_Provided text_
Held that without affirming
that the sale to B. was valid in the absence of a special direction
by the court to the trustee to sell after the first order had been
executed, A.'s failure to object to its validity and apply to the
court to set it aside, and his not asserting any title to the
premises although he had knowledge that B., claiming them under a
judicial sale confirmed by a court of general jurisdiction, was
expending money and making improvements thereon, constituted an
equitable estoppel which precludes the maintenance of the
action.
2.
Dickerson v. Colgrove, 100 U.
S. 578, cited and approved.
This was an action of ejectment brought Dec. 21, 1872, by George
E. Kirk against Charles O. Hamilton and Catherine Hamilton, to
recover parts of lots 7 and 9 in square 437 in the City of
Washington. The defendants pleaded not guilty. A verdict was
returned in their favor, and, a new trial having been refused,
judgment was entered on the verdict. Kirk sued out this writ.
Six bills of exceptions were taken by Kirk. The nature and scope
of the questions thereby raised will be understood from a statement
of the principal facts appearing in the record of a suit in equity,
commenced in the year 1859 by D. W. Moore & Co. in the Circuit
Court for the District of Columbia against him, Walter Lenox, Henry
Maylor, Naylor, Richard H. Clarke, A. Austin Smith, Hugh B.

_Problem requirements_
In the case excerpt, on what date did George E. Kirk bring the action of ejectment?

_Extracted entries_

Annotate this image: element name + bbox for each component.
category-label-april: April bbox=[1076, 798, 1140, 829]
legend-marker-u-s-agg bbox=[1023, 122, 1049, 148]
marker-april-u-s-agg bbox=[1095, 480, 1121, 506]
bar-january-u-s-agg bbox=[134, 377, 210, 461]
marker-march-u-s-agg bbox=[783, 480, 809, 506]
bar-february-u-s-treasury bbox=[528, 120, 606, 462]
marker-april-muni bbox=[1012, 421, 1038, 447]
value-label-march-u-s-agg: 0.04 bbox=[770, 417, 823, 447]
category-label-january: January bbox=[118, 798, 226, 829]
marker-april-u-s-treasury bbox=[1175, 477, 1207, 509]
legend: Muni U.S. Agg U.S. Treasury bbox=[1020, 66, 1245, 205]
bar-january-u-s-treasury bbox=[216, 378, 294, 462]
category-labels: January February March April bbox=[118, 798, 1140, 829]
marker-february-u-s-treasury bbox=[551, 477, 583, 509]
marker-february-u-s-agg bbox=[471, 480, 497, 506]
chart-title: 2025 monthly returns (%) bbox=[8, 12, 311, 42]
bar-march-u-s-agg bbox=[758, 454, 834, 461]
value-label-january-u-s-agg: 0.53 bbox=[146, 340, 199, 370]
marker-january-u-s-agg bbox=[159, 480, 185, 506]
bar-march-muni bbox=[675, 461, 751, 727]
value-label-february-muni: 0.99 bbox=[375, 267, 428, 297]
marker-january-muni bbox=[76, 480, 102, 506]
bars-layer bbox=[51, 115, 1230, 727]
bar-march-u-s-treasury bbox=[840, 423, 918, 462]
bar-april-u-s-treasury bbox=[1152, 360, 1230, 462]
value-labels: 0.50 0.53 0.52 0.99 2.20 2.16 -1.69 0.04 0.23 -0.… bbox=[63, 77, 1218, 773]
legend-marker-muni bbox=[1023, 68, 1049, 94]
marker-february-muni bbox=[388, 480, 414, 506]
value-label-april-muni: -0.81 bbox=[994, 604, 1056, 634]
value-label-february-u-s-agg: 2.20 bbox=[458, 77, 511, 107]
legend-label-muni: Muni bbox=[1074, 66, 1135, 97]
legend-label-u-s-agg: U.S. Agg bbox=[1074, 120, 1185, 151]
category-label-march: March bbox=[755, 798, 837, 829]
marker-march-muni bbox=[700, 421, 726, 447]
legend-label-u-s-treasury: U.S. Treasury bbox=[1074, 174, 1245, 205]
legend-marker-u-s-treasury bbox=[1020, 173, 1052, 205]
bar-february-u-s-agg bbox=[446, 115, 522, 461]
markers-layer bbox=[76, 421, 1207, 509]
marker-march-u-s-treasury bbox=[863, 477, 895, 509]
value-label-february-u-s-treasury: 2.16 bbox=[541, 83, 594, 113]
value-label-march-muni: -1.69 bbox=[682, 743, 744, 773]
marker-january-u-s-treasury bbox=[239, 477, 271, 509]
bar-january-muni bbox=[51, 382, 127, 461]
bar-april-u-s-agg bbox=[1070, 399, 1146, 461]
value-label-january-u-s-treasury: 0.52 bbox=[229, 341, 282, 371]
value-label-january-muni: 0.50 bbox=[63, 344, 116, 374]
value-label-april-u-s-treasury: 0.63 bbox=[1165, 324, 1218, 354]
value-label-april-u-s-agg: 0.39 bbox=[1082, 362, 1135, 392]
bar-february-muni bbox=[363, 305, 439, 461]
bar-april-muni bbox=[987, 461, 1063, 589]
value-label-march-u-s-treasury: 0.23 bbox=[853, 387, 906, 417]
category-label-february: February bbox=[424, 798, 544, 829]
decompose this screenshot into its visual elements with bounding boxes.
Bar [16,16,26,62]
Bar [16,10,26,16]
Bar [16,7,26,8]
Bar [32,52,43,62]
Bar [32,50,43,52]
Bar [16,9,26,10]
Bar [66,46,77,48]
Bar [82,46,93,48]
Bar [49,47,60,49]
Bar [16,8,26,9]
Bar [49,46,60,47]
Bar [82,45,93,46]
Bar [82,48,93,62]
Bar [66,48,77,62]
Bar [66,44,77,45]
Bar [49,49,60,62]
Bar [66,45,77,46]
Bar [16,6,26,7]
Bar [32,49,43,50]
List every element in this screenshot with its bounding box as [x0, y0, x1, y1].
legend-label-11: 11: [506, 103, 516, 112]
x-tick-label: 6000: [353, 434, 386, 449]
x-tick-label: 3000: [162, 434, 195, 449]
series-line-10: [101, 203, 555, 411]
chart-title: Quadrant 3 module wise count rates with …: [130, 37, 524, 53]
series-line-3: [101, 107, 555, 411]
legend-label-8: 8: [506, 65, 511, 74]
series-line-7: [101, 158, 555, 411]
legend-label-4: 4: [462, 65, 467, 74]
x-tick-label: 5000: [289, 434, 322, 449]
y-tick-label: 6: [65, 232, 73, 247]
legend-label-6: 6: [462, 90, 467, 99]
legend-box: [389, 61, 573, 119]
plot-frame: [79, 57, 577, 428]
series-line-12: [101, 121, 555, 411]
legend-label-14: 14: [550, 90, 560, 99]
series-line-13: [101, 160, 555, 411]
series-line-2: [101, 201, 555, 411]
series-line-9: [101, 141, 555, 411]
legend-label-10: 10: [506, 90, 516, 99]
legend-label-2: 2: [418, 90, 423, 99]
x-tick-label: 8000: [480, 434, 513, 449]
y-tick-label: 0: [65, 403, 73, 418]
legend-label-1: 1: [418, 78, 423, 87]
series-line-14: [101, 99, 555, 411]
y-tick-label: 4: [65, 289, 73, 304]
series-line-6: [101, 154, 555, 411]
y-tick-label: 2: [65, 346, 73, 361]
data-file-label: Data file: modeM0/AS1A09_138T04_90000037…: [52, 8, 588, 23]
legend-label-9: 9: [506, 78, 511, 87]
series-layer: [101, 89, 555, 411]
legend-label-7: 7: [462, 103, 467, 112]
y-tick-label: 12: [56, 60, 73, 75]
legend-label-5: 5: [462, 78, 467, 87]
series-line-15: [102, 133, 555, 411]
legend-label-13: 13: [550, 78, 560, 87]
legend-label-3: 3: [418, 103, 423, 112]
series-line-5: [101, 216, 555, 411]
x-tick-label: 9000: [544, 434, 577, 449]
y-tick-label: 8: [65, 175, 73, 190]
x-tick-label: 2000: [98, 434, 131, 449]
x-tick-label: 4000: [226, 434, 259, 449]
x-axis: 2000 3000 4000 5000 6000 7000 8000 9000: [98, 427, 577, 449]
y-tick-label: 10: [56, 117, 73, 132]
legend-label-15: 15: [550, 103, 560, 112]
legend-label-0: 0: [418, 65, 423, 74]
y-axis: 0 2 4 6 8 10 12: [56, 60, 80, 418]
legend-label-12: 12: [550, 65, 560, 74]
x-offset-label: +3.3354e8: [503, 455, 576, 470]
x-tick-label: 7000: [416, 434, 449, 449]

_Task response_
Dec. 21, 1872.